LIST OF TASKS:
1/ List the name of every person whose email address appears in the Git patch discussion.
2/ Please pick up the Git patch discussion after its last line and keep writing it.

Re: [PATCH v3 1/3] diff-merges: improve --diff-merges documentation

[Date Prev][Date Next][Thread Prev][Thread Next][Date Index][Thread Index]

 



Elijah Newren <newren@xxxxxxxxx> writes:

> Hi,
>
> On Thu, Oct 5, 2023 at 2:24 PM Junio C Hamano <gitster@xxxxxxxxx> wrote:
>>
>> Sergey Organov <sorganov@xxxxxxxxx> writes:
>> > +--remerge-diff::
>> > +     Produce diff against re-merge.
>> > +     Shortcut for '--diff-merges=remerge -p'.
>>
>> I suspect that many people do not get what "re-merge" in "against
>> re-merge" really is.  As "combined diff" and "dense combined diff"
>> are not explained in the previous two entries either, and expect the
>> readers to read the real description (which more or less matches
>> what the original description for "-c" and "--cc" had, which is
>> good), it would be better to say "Produce remerge-diff output for
>> merge commits."  here, too.  It makes it consistent, and "for merge
>> commits" makes it clear the "magic" does not apply to regular
>> commits (which the above entries for "-c" and "--cc" do, which is
>> very good).
>
> Perhaps:
>
> Produce remerge-diff output for merge commits, in order to show how
> conflicts were resolved.

Will use this description in re-roll.

>
>> > +separate::
>> > +     Show full diff with respect to each of parents.
>> > +     Separate log entry and diff is generated for each parent.
>>
>> In the early days of Git before -c/--cc were invented, we explained
>> this mode as "pairwise comparison", and the phrase "pairwise" still
>> may be the best one to describe the behaviour here.  In fact, we see
>> in the updated description of combined below the exact phrase is used
>> to refer to this oldest output format.
>>
>>     Show the `--patch` output pairwise, together with the commit
>>     header, repeated for each parent for a merge commit.

SOURCE EXCERPT:
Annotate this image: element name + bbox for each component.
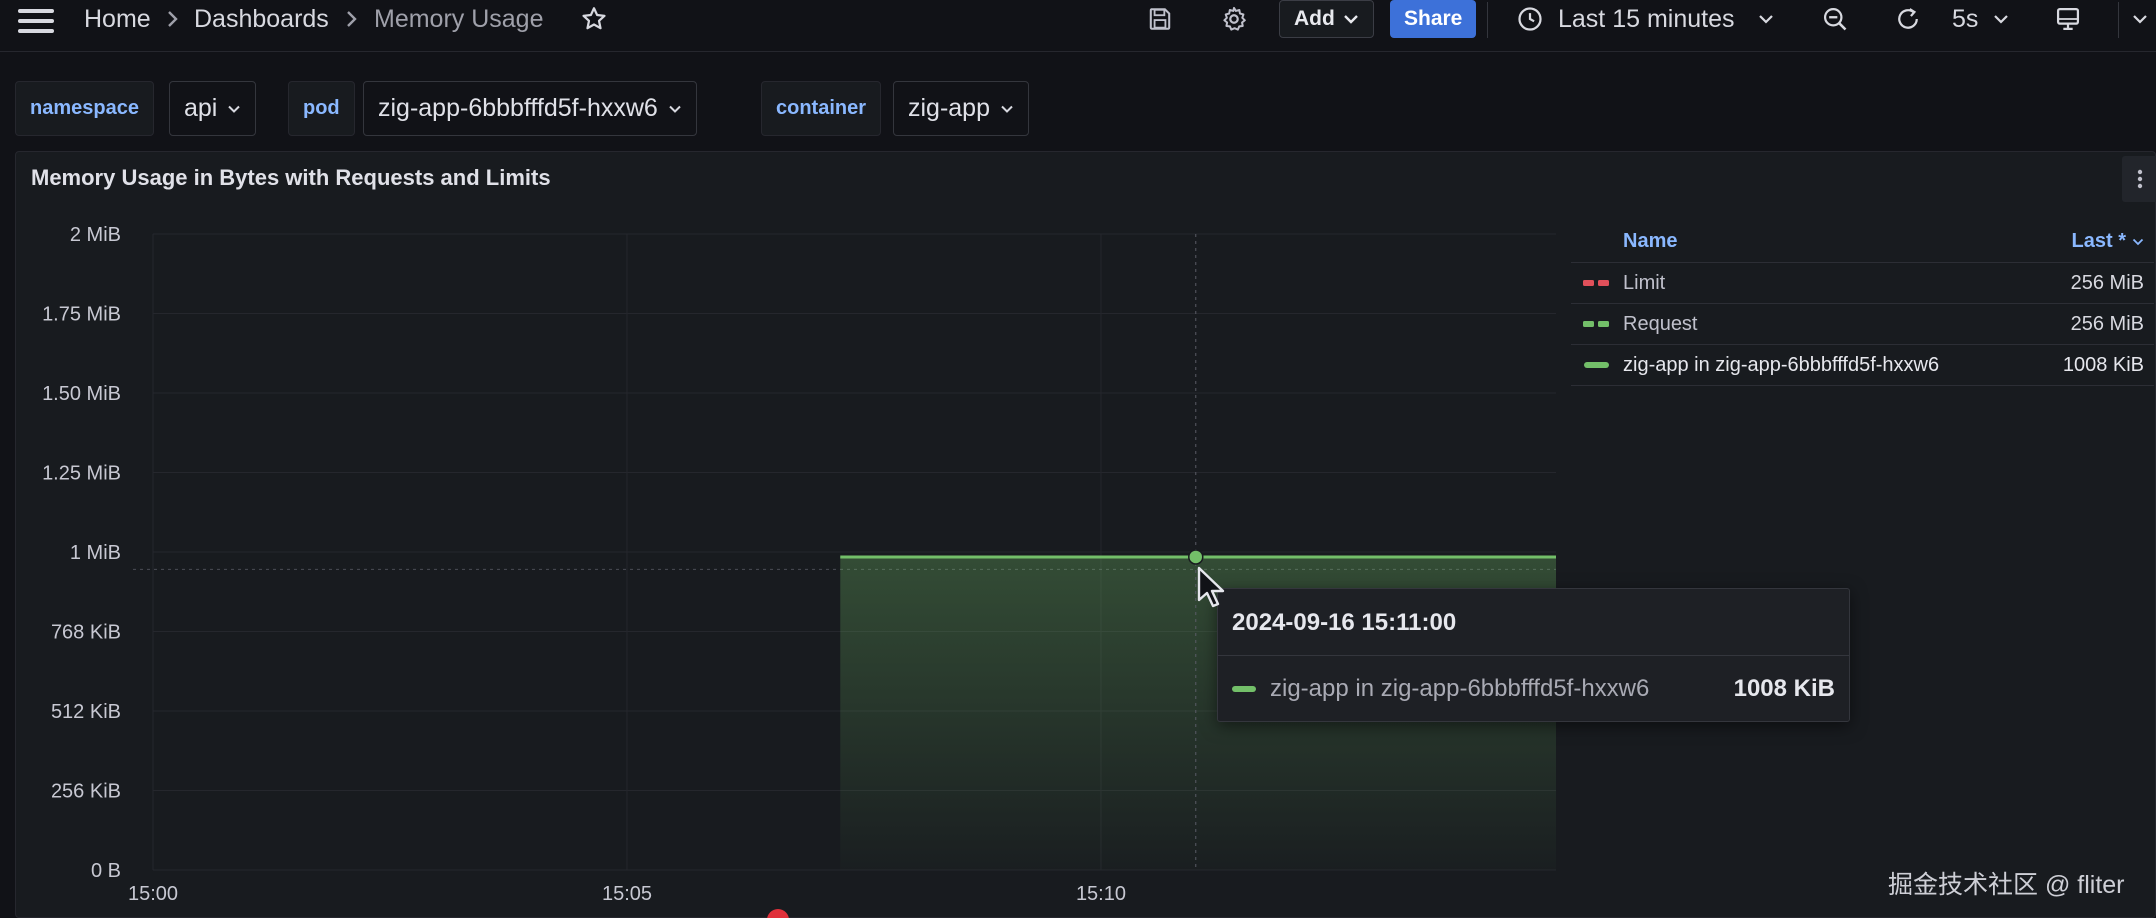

EXPECTED RESULTS:
1/ Elijah Newren, Junio C Hamano, Sergey Organov

2/
>
> I like this.
>
>> or something, perhaps.  I added "repeated" here to make the contrast
>> with "simultaneously" stand out.

Please let's left it for some follow-up, as this patch does not rephrase
original, just changes the presentation.

>>
>> > +combined, c::
>> > +     Show differences from each of the parents to the merge
>> > +     result simultaneously instead of showing pairwise diff between
>> > +     a parent and the result one at a time. Furthermore, it lists
>> > +     only files which were modified from all parents.
>> > ++
>> > +dense-combined, cc::
>> > +     Further compress output produced by `--diff-merges=combined`
>> > +     by omitting uninteresting hunks whose contents in the parents
>> > +     have only two variants and the merge result picks one of them
>> > +     without modification.
>> > ++
>> > +remerge, r::
>> > +     Remerge two-parent merge commits to create a temporary tree
>> > +     object--potentially containing files with conflict markers
>> > +     and such.  A diff is then shown between that temporary tree
>> > +     and the actual merge commit.
>>
>> The original says "two-parent merge comimts are remerged" so it is
>> not a failure of this patch, but the first verb "Remerge" sounds
>> unnecessarily unfriendly to the readers.
>>
>>         For a two-parent merge commit, a merge of these two commits
>>         is retried to create a temporary tree object, potentially
>>         containing files with conflict markers.  A `--patch` output
>>         then is shown between ...
>>
>> would be easier to follow and more faithful to the original
>> description added by db757e8b (show, log: provide a --remerge-diff
>> capability, 2022-02-02).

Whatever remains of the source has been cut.